Extract to read
Segment Open

Tumour, Oxidative Stress and Host T Cell Response: Cementing the Dominance.

Abstract

Reactive oxygen species (ROS) and free radicals are produced intrinsically during normal cellular metabolic processes or extrinsically due to ionizing radiations, UV rays, xenobiotic insult, etc. ROS are important signal mediators and are used by the immune system to destroy pathogens, but as these are highly reactive, they also have the capacity to cause DNA damage and alter protein and lipid components of a cell. As a result, cells have evolved a tight regulation of internal redox environment that involves a balanced interplay between free radicals produced and quenched by cellular antioxidants and enzyme systems. Any deregulation of this subtle balance can result in oxidative stress that can lead to various pathological conditions including cancer. Oxidative stress can be a cause of neoplasia, or it can be induced by a growing tumour itself. The link existing between oxidative stress and inflammation is also very strong. Suppressed cellular immune system, especially effector T cell system, is a characteristic of tumour-bearing host. Both the direct oxidative stress caused by tumour cell(s) and oxidative stress mediators present in tumour microenvironment play a significant role in the suppression of effector T cell function and induction of T cell death. This review discusses in detail the complex interplay between tumour-stroma-immune system in the light of oxidative stress that dominates every phase of cancer including initiation, progression and establishment. This review also addresses in detail the mechanisms of oxidative stress-induced T cell dysfunction in tumour-bearing host and also briefly points out the possible therapeutic interventions.

Segment Closed

Your goal
Answer these questions from the abstract on tumors and oxidative stress:
1. Which external causes of reactive oxygen species and free radicals does it list?
2. What does it call a characteristic of a tumor-bearing host?
3. Which phases of cancer does it say oxidative stress dominates?
Use only the abstract above, with no outside sources.

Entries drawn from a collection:
Segment Open

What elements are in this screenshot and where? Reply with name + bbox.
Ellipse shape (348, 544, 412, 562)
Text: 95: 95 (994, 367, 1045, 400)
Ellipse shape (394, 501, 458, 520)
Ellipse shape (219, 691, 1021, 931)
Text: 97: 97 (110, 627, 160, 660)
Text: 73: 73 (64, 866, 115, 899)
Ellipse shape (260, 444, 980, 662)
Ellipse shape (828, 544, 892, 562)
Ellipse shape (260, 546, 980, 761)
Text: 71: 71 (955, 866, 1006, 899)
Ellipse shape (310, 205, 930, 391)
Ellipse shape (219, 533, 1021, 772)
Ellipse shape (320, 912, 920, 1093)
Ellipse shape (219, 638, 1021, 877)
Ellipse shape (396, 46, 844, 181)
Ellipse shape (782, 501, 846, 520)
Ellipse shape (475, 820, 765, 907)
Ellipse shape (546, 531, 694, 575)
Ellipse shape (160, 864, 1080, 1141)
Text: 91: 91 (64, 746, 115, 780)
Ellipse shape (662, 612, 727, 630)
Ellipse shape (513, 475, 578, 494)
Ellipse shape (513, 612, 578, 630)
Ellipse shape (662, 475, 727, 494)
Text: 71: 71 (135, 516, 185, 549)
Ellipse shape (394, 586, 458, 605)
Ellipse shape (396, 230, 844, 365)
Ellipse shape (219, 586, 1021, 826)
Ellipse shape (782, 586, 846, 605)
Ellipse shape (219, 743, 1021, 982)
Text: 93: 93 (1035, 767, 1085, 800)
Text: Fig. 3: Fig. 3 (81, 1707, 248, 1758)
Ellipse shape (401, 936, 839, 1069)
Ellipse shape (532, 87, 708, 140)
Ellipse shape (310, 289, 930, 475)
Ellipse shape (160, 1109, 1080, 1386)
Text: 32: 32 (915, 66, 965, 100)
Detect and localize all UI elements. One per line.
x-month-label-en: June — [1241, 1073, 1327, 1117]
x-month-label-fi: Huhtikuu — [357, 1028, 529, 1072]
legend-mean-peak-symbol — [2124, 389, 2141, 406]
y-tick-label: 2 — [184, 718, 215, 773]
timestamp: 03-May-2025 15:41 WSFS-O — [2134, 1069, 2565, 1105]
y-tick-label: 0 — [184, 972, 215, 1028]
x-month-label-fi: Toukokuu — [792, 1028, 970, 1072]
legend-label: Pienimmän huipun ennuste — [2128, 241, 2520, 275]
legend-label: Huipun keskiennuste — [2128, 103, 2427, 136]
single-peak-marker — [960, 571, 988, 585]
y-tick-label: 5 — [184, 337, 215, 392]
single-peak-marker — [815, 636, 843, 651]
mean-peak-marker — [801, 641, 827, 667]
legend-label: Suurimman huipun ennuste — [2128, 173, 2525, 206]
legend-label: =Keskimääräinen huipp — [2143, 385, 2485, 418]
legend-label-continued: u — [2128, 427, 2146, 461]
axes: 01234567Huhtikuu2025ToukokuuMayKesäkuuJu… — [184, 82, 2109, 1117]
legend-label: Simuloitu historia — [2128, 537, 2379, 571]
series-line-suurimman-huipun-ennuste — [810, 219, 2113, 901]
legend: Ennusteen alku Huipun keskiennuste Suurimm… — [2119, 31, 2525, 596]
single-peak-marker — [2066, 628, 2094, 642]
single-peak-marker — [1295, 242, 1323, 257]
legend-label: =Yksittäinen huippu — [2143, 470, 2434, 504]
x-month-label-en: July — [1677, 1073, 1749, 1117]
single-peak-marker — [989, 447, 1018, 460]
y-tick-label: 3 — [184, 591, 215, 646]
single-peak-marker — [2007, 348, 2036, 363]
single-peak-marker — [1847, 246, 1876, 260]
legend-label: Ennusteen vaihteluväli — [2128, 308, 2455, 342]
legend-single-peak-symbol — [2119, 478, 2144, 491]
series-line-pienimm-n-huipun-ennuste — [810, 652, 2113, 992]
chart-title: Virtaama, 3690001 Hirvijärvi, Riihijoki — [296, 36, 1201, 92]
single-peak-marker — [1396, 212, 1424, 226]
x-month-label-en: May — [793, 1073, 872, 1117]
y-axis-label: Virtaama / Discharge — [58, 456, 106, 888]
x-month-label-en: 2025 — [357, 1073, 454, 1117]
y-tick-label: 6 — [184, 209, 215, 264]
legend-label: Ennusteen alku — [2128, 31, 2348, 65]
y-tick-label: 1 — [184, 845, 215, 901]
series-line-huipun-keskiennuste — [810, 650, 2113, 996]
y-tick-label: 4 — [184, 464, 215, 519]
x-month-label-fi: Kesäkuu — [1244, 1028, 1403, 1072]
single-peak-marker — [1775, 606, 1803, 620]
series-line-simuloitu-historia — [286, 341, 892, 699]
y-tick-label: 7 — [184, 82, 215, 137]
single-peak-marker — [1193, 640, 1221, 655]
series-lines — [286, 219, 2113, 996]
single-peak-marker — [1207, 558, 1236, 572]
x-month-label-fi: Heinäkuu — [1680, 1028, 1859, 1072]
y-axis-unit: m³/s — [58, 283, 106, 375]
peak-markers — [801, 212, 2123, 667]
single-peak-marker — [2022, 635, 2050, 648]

Segment Closed

Reply
1. Ionizing radiations, UV rays and xenobiotic insult.
2. A suppressed cellular immune system, especially the effector T cell system.
3. Initiation, progression and establishment.